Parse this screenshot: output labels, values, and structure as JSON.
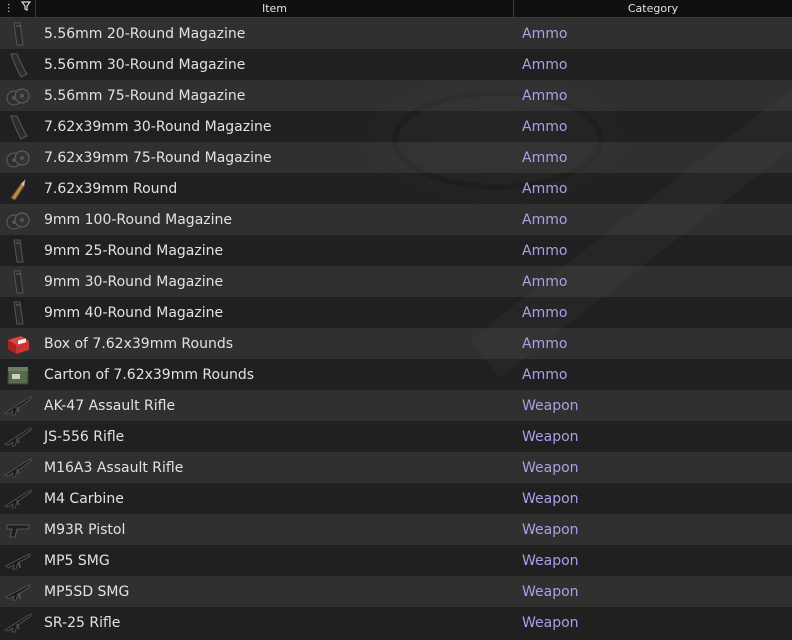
{
  "header": {
    "columns": {
      "item": "Item",
      "category": "Category"
    }
  },
  "colors": {
    "category_text": "#a8a2e8",
    "item_text": "#e2e2e2"
  },
  "rows": [
    {
      "name": "5.56mm 20-Round Magazine",
      "category": "Ammo",
      "icon": "magazine-straight-icon"
    },
    {
      "name": "5.56mm 30-Round Magazine",
      "category": "Ammo",
      "icon": "magazine-curved-icon"
    },
    {
      "name": "5.56mm 75-Round Magazine",
      "category": "Ammo",
      "icon": "drum-magazine-icon"
    },
    {
      "name": "7.62x39mm 30-Round Magazine",
      "category": "Ammo",
      "icon": "magazine-curved-icon"
    },
    {
      "name": "7.62x39mm 75-Round Magazine",
      "category": "Ammo",
      "icon": "drum-magazine-icon"
    },
    {
      "name": "7.62x39mm Round",
      "category": "Ammo",
      "icon": "bullet-icon"
    },
    {
      "name": "9mm 100-Round Magazine",
      "category": "Ammo",
      "icon": "drum-magazine-icon"
    },
    {
      "name": "9mm 25-Round Magazine",
      "category": "Ammo",
      "icon": "magazine-straight-icon"
    },
    {
      "name": "9mm 30-Round Magazine",
      "category": "Ammo",
      "icon": "magazine-straight-icon"
    },
    {
      "name": "9mm 40-Round Magazine",
      "category": "Ammo",
      "icon": "magazine-straight-icon"
    },
    {
      "name": "Box of 7.62x39mm Rounds",
      "category": "Ammo",
      "icon": "ammo-box-icon"
    },
    {
      "name": "Carton of 7.62x39mm Rounds",
      "category": "Ammo",
      "icon": "ammo-carton-icon"
    },
    {
      "name": "AK-47 Assault Rifle",
      "category": "Weapon",
      "icon": "rifle-icon"
    },
    {
      "name": "JS-556 Rifle",
      "category": "Weapon",
      "icon": "rifle-icon"
    },
    {
      "name": "M16A3 Assault Rifle",
      "category": "Weapon",
      "icon": "rifle-icon"
    },
    {
      "name": "M4 Carbine",
      "category": "Weapon",
      "icon": "rifle-icon"
    },
    {
      "name": "M93R Pistol",
      "category": "Weapon",
      "icon": "pistol-icon"
    },
    {
      "name": "MP5 SMG",
      "category": "Weapon",
      "icon": "smg-icon"
    },
    {
      "name": "MP5SD SMG",
      "category": "Weapon",
      "icon": "smg-icon"
    },
    {
      "name": "SR-25 Rifle",
      "category": "Weapon",
      "icon": "rifle-icon"
    }
  ]
}
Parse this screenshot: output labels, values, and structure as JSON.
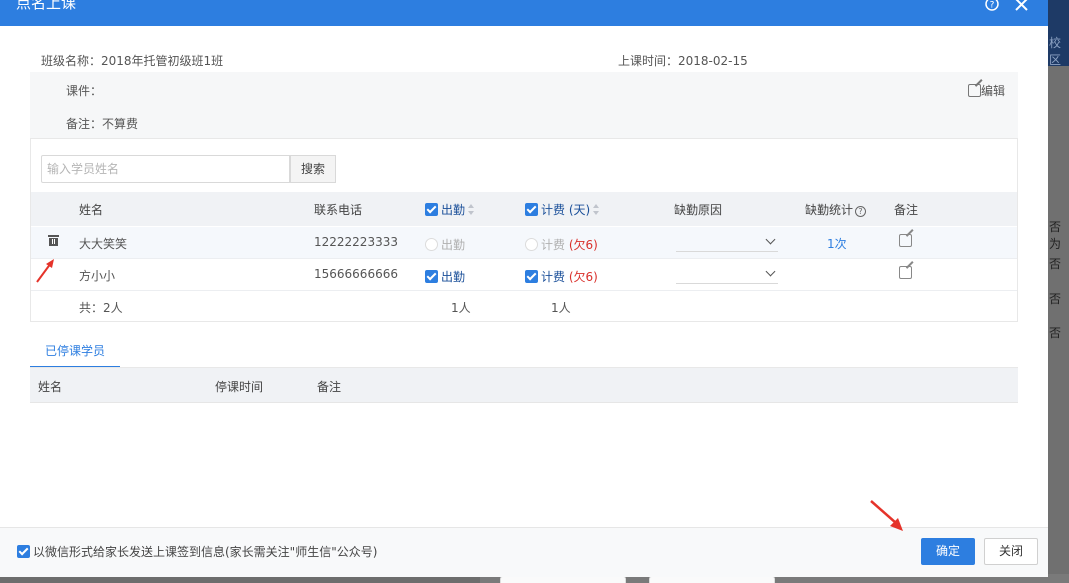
{
  "dialog": {
    "title": "点名上课",
    "help_icon": "question-circle-icon",
    "close_icon": "close-icon"
  },
  "info": {
    "class_name": "班级名称：2018年托管初级班1班",
    "class_time": "上课时间：2018-02-15",
    "courseware": "课件：",
    "remark": "备注：不算费",
    "edit_label": "编辑"
  },
  "search": {
    "placeholder": "输入学员姓名",
    "button_label": "搜索"
  },
  "table": {
    "headers": {
      "name": "姓名",
      "phone": "联系电话",
      "attendance": "出勤",
      "billing": "计费",
      "billing_unit": "(天)",
      "absence_reason": "缺勤原因",
      "absence_stats": "缺勤统计",
      "remark": "备注"
    },
    "rows": [
      {
        "name": "大大笑笑",
        "phone": "12222223333",
        "attendance": "出勤",
        "attendance_checked": false,
        "billing": "计费",
        "billing_owed": "(欠6)",
        "billing_checked": false,
        "absence_stats": "1次"
      },
      {
        "name": "方小小",
        "phone": "15666666666",
        "attendance": "出勤",
        "attendance_checked": true,
        "billing": "计费",
        "billing_owed": "(欠6)",
        "billing_checked": true,
        "absence_stats": ""
      }
    ],
    "summary": {
      "total": "共：2人",
      "attendance_count": "1人",
      "billing_count": "1人"
    }
  },
  "suspended": {
    "tab_label": "已停课学员",
    "headers": {
      "name": "姓名",
      "suspend_time": "停课时间",
      "remark": "备注"
    }
  },
  "footer": {
    "wechat_option": "以微信形式给家长发送上课签到信息(家长需关注\"师生信\"公众号)",
    "wechat_checked": true,
    "confirm_label": "确定",
    "close_label": "关闭"
  },
  "background": {
    "side_texts": [
      "校区",
      "否为",
      "否",
      "否",
      "否"
    ]
  },
  "colors": {
    "primary": "#2d7ee0",
    "owed": "#d9302b",
    "annotation_arrow": "#e5332a"
  }
}
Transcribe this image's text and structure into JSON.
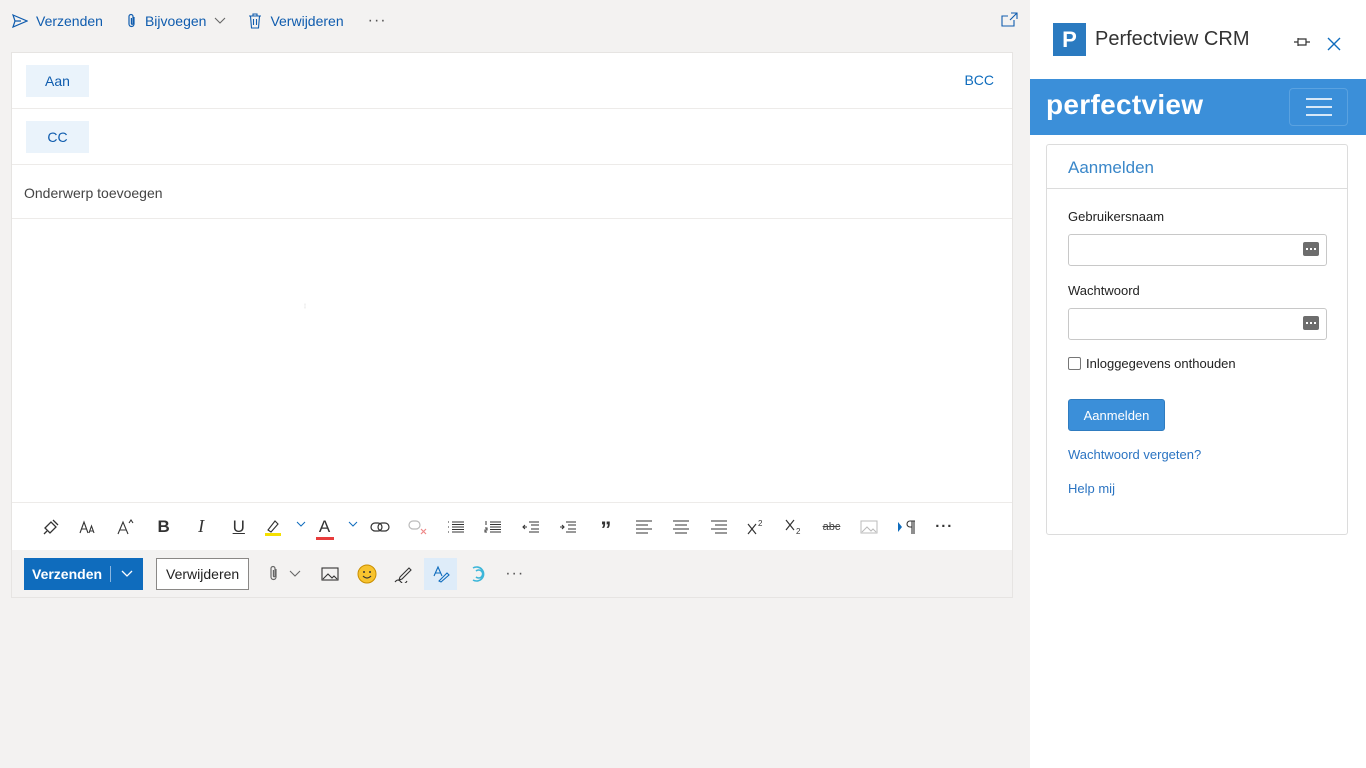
{
  "toolbar": {
    "send_label": "Verzenden",
    "attach_label": "Bijvoegen",
    "delete_label": "Verwijderen",
    "more_label": "···"
  },
  "recipients": {
    "to_label": "Aan",
    "cc_label": "CC",
    "bcc_label": "BCC"
  },
  "subject": {
    "placeholder": "Onderwerp toevoegen"
  },
  "format_bar": {
    "icons": [
      "format-painter-icon",
      "font-size-icon",
      "grow-font-icon",
      "bold-icon",
      "italic-icon",
      "underline-icon",
      "highlight-icon",
      "font-color-icon",
      "insert-link-icon",
      "remove-link-icon",
      "bullets-icon",
      "numbering-icon",
      "decrease-indent-icon",
      "increase-indent-icon",
      "quote-icon",
      "align-left-icon",
      "align-center-icon",
      "align-right-icon",
      "superscript-icon",
      "subscript-icon",
      "strikethrough-icon",
      "picture-icon",
      "paragraph-direction-icon",
      "more-icon"
    ],
    "bold": "B",
    "italic": "I",
    "underline": "U",
    "font_color": "A",
    "quote": "”",
    "strike": "abc",
    "more": "···"
  },
  "action_bar": {
    "send_label": "Verzenden",
    "discard_label": "Verwijderen",
    "more_label": "···"
  },
  "addin": {
    "title": "Perfectview CRM",
    "logo_letter": "P",
    "wordmark": "perfectview",
    "accent_color": "#3b8fd9",
    "login": {
      "heading": "Aanmelden",
      "username_label": "Gebruikersnaam",
      "username_value": "",
      "password_label": "Wachtwoord",
      "password_value": "",
      "remember_label": "Inloggegevens onthouden",
      "remember_checked": false,
      "submit_label": "Aanmelden",
      "forgot_link": "Wachtwoord vergeten?",
      "help_link": "Help mij"
    }
  },
  "colors": {
    "outlook_blue": "#0f6cbd",
    "pane_blue": "#3b8fd9"
  }
}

────────────────

• **PROBLEM DETAILS**: Repeat the data in full and exactly. Omit pictures.

• **COMPLETED EXERCISE**:
Parse this screenshot: output labels, values, and structure as JSON.
{
  "header": {
    "columns": {
      "item": "Item",
      "category": "Category"
    }
  },
  "colors": {
    "category_text": "#a8a2e8",
    "item_text": "#e2e2e2"
  },
  "rows": [
    {
      "name": "5.56mm 20-Round Magazine",
      "category": "Ammo",
      "icon": "magazine-straight-icon"
    },
    {
      "name": "5.56mm 30-Round Magazine",
      "category": "Ammo",
      "icon": "magazine-curved-icon"
    },
    {
      "name": "5.56mm 75-Round Magazine",
      "category": "Ammo",
      "icon": "drum-magazine-icon"
    },
    {
      "name": "7.62x39mm 30-Round Magazine",
      "category": "Ammo",
      "icon": "magazine-curved-icon"
    },
    {
      "name": "7.62x39mm 75-Round Magazine",
      "category": "Ammo",
      "icon": "drum-magazine-icon"
    },
    {
      "name": "7.62x39mm Round",
      "category": "Ammo",
      "icon": "bullet-icon"
    },
    {
      "name": "9mm 100-Round Magazine",
      "category": "Ammo",
      "icon": "drum-magazine-icon"
    },
    {
      "name": "9mm 25-Round Magazine",
      "category": "Ammo",
      "icon": "magazine-straight-icon"
    },
    {
      "name": "9mm 30-Round Magazine",
      "category": "Ammo",
      "icon": "magazine-straight-icon"
    },
    {
      "name": "9mm 40-Round Magazine",
      "category": "Ammo",
      "icon": "magazine-straight-icon"
    },
    {
      "name": "Box of 7.62x39mm Rounds",
      "category": "Ammo",
      "icon": "ammo-box-icon"
    },
    {
      "name": "Carton of 7.62x39mm Rounds",
      "category": "Ammo",
      "icon": "ammo-carton-icon"
    },
    {
      "name": "AK-47 Assault Rifle",
      "category": "Weapon",
      "icon": "rifle-icon"
    },
    {
      "name": "JS-556 Rifle",
      "category": "Weapon",
      "icon": "rifle-icon"
    },
    {
      "name": "M16A3 Assault Rifle",
      "category": "Weapon",
      "icon": "rifle-icon"
    },
    {
      "name": "M4 Carbine",
      "category": "Weapon",
      "icon": "rifle-icon"
    },
    {
      "name": "M93R Pistol",
      "category": "Weapon",
      "icon": "pistol-icon"
    },
    {
      "name": "MP5 SMG",
      "category": "Weapon",
      "icon": "smg-icon"
    },
    {
      "name": "MP5SD SMG",
      "category": "Weapon",
      "icon": "smg-icon"
    },
    {
      "name": "SR-25 Rifle",
      "category": "Weapon",
      "icon": "rifle-icon"
    }
  ]
}
Parse this screenshot: output labels, values, and structure as JSON.
{
  "dialog": {
    "title": "点名上课",
    "help_icon": "question-circle-icon",
    "close_icon": "close-icon"
  },
  "info": {
    "class_name": "班级名称：2018年托管初级班1班",
    "class_time": "上课时间：2018-02-15",
    "courseware": "课件：",
    "remark": "备注：不算费",
    "edit_label": "编辑"
  },
  "search": {
    "placeholder": "输入学员姓名",
    "button_label": "搜索"
  },
  "table": {
    "headers": {
      "name": "姓名",
      "phone": "联系电话",
      "attendance": "出勤",
      "billing": "计费",
      "billing_unit": "(天)",
      "absence_reason": "缺勤原因",
      "absence_stats": "缺勤统计",
      "remark": "备注"
    },
    "rows": [
      {
        "name": "大大笑笑",
        "phone": "12222223333",
        "attendance": "出勤",
        "attendance_checked": false,
        "billing": "计费",
        "billing_owed": "(欠6)",
        "billing_checked": false,
        "absence_stats": "1次"
      },
      {
        "name": "方小小",
        "phone": "15666666666",
        "attendance": "出勤",
        "attendance_checked": true,
        "billing": "计费",
        "billing_owed": "(欠6)",
        "billing_checked": true,
        "absence_stats": ""
      }
    ],
    "summary": {
      "total": "共：2人",
      "attendance_count": "1人",
      "billing_count": "1人"
    }
  },
  "suspended": {
    "tab_label": "已停课学员",
    "headers": {
      "name": "姓名",
      "suspend_time": "停课时间",
      "remark": "备注"
    }
  },
  "footer": {
    "wechat_option": "以微信形式给家长发送上课签到信息(家长需关注\"师生信\"公众号)",
    "wechat_checked": true,
    "confirm_label": "确定",
    "close_label": "关闭"
  },
  "background": {
    "side_texts": [
      "校区",
      "否为",
      "否",
      "否",
      "否"
    ]
  },
  "colors": {
    "primary": "#2d7ee0",
    "owed": "#d9302b",
    "annotation_arrow": "#e5332a"
  }
}
Transcribe this image's text and structure into JSON.
{
  "toolbar": {
    "send_label": "Verzenden",
    "attach_label": "Bijvoegen",
    "delete_label": "Verwijderen",
    "more_label": "···"
  },
  "recipients": {
    "to_label": "Aan",
    "cc_label": "CC",
    "bcc_label": "BCC"
  },
  "subject": {
    "placeholder": "Onderwerp toevoegen"
  },
  "format_bar": {
    "icons": [
      "format-painter-icon",
      "font-size-icon",
      "grow-font-icon",
      "bold-icon",
      "italic-icon",
      "underline-icon",
      "highlight-icon",
      "font-color-icon",
      "insert-link-icon",
      "remove-link-icon",
      "bullets-icon",
      "numbering-icon",
      "decrease-indent-icon",
      "increase-indent-icon",
      "quote-icon",
      "align-left-icon",
      "align-center-icon",
      "align-right-icon",
      "superscript-icon",
      "subscript-icon",
      "strikethrough-icon",
      "picture-icon",
      "paragraph-direction-icon",
      "more-icon"
    ],
    "bold": "B",
    "italic": "I",
    "underline": "U",
    "font_color": "A",
    "quote": "”",
    "strike": "abc",
    "more": "···"
  },
  "action_bar": {
    "send_label": "Verzenden",
    "discard_label": "Verwijderen",
    "more_label": "···"
  },
  "addin": {
    "title": "Perfectview CRM",
    "logo_letter": "P",
    "wordmark": "perfectview",
    "accent_color": "#3b8fd9",
    "login": {
      "heading": "Aanmelden",
      "username_label": "Gebruikersnaam",
      "username_value": "",
      "password_label": "Wachtwoord",
      "password_value": "",
      "remember_label": "Inloggegevens onthouden",
      "remember_checked": false,
      "submit_label": "Aanmelden",
      "forgot_link": "Wachtwoord vergeten?",
      "help_link": "Help mij"
    }
  },
  "colors": {
    "outlook_blue": "#0f6cbd",
    "pane_blue": "#3b8fd9"
  }
}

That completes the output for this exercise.